What needs to be done = Quote all of the data that follows exactly as written, skipping the images.

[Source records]
▬▬▬▬▬▬

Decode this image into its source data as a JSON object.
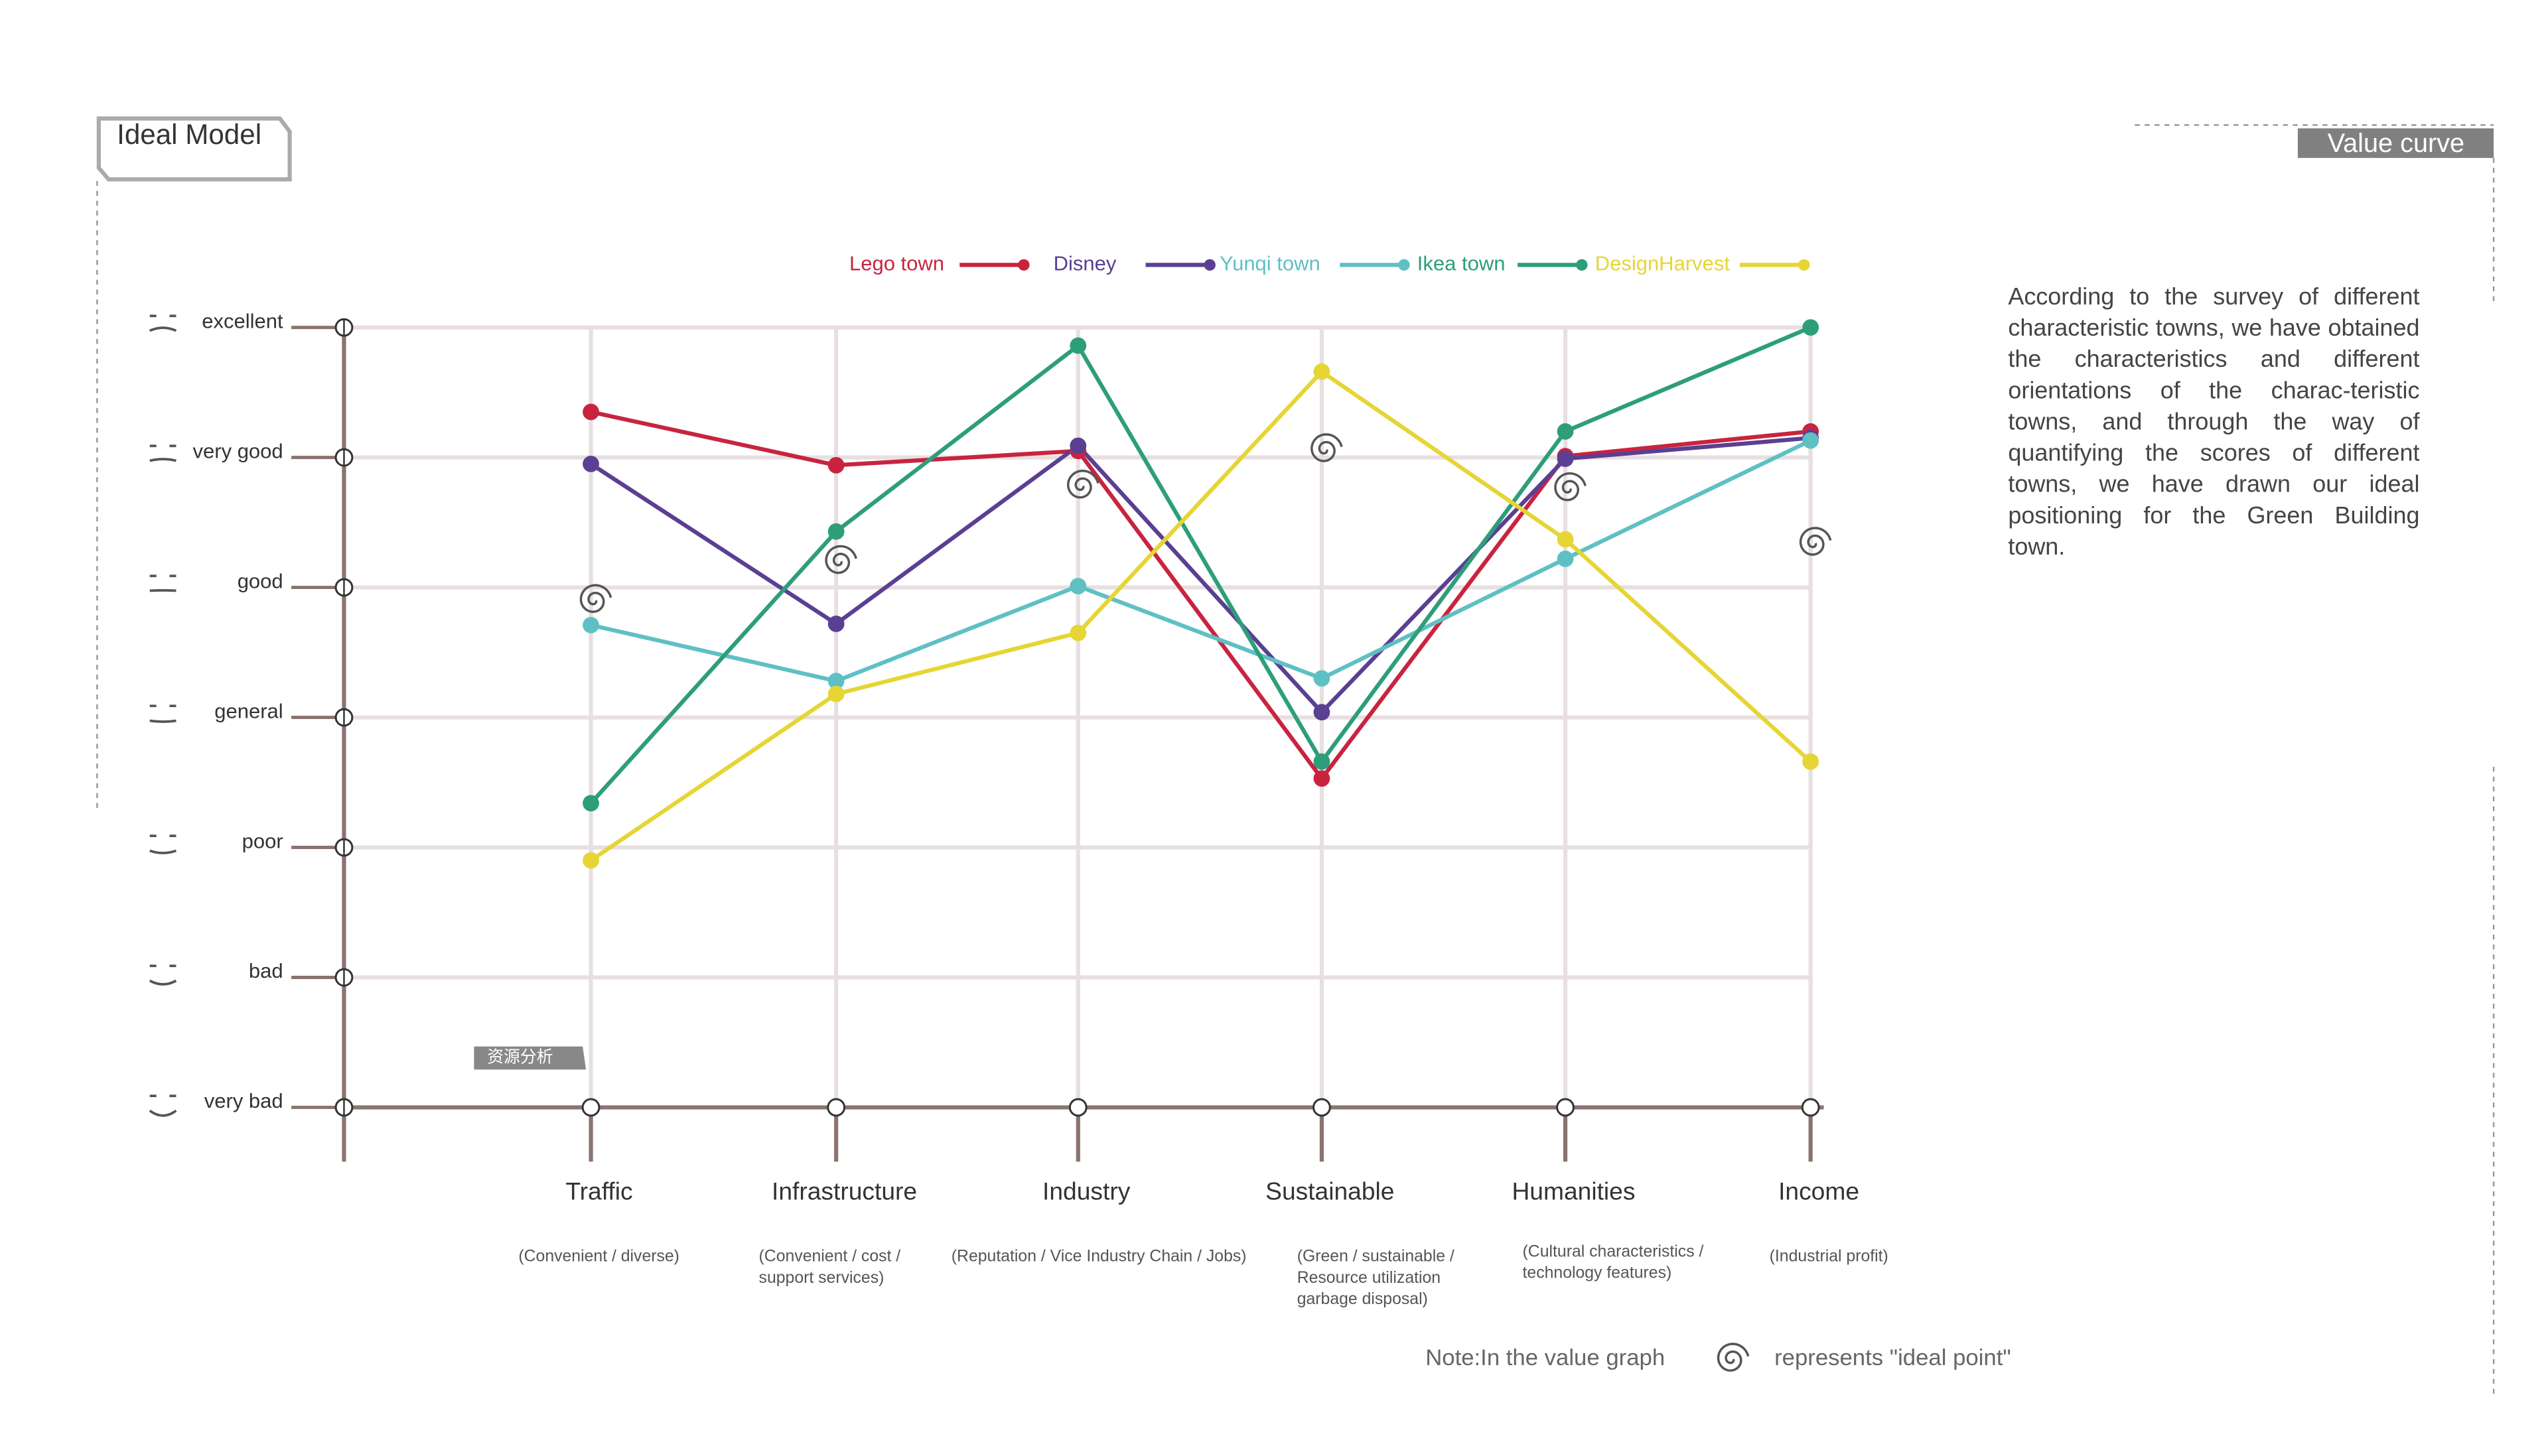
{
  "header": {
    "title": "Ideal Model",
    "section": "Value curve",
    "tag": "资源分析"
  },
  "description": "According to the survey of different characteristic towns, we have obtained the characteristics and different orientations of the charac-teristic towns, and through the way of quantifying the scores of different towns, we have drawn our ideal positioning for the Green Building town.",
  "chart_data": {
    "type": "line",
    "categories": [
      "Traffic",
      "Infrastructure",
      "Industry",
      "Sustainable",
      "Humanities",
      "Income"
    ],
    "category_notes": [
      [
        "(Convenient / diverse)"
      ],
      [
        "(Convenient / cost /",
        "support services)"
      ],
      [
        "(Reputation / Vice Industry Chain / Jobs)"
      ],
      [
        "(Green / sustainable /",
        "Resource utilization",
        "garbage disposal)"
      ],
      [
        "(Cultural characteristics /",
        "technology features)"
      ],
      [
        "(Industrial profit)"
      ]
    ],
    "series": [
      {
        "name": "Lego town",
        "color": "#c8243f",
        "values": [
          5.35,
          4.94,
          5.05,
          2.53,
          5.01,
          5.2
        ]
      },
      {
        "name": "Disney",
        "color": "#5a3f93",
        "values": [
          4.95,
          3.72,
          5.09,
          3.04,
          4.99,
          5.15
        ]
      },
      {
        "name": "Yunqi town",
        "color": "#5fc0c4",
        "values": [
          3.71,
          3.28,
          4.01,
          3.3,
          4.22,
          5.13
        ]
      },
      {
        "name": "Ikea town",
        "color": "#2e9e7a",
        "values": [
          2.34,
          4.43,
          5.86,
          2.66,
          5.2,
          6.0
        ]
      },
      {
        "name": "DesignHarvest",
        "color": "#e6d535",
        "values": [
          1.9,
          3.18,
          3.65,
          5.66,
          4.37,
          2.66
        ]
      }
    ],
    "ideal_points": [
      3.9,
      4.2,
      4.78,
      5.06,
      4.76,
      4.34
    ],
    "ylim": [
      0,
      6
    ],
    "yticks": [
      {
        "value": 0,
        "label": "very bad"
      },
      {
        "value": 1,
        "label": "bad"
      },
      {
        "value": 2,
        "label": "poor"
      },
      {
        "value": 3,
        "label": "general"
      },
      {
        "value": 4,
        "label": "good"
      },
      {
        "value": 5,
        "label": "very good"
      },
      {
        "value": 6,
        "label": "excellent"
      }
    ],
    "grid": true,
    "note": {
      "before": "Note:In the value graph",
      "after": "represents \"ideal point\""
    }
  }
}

▬▬▬▬▬▬

Output for this exercise =
Decode this image into its source data as a JSON object.
{
  "header": {
    "title": "Ideal Model",
    "section": "Value curve",
    "tag": "资源分析"
  },
  "description": "According to the survey of different characteristic towns, we have obtained the characteristics and different orientations of the charac-teristic towns, and through the way of quantifying the scores of different towns, we have drawn our ideal positioning for the Green Building town.",
  "chart_data": {
    "type": "line",
    "categories": [
      "Traffic",
      "Infrastructure",
      "Industry",
      "Sustainable",
      "Humanities",
      "Income"
    ],
    "category_notes": [
      [
        "(Convenient / diverse)"
      ],
      [
        "(Convenient / cost /",
        "support services)"
      ],
      [
        "(Reputation / Vice Industry Chain / Jobs)"
      ],
      [
        "(Green / sustainable /",
        "Resource utilization",
        "garbage disposal)"
      ],
      [
        "(Cultural characteristics /",
        "technology features)"
      ],
      [
        "(Industrial profit)"
      ]
    ],
    "series": [
      {
        "name": "Lego town",
        "color": "#c8243f",
        "values": [
          5.35,
          4.94,
          5.05,
          2.53,
          5.01,
          5.2
        ]
      },
      {
        "name": "Disney",
        "color": "#5a3f93",
        "values": [
          4.95,
          3.72,
          5.09,
          3.04,
          4.99,
          5.15
        ]
      },
      {
        "name": "Yunqi town",
        "color": "#5fc0c4",
        "values": [
          3.71,
          3.28,
          4.01,
          3.3,
          4.22,
          5.13
        ]
      },
      {
        "name": "Ikea town",
        "color": "#2e9e7a",
        "values": [
          2.34,
          4.43,
          5.86,
          2.66,
          5.2,
          6.0
        ]
      },
      {
        "name": "DesignHarvest",
        "color": "#e6d535",
        "values": [
          1.9,
          3.18,
          3.65,
          5.66,
          4.37,
          2.66
        ]
      }
    ],
    "ideal_points": [
      3.9,
      4.2,
      4.78,
      5.06,
      4.76,
      4.34
    ],
    "ylim": [
      0,
      6
    ],
    "yticks": [
      {
        "value": 0,
        "label": "very bad"
      },
      {
        "value": 1,
        "label": "bad"
      },
      {
        "value": 2,
        "label": "poor"
      },
      {
        "value": 3,
        "label": "general"
      },
      {
        "value": 4,
        "label": "good"
      },
      {
        "value": 5,
        "label": "very good"
      },
      {
        "value": 6,
        "label": "excellent"
      }
    ],
    "grid": true,
    "note": {
      "before": "Note:In the value graph",
      "after": "represents \"ideal point\""
    }
  }
}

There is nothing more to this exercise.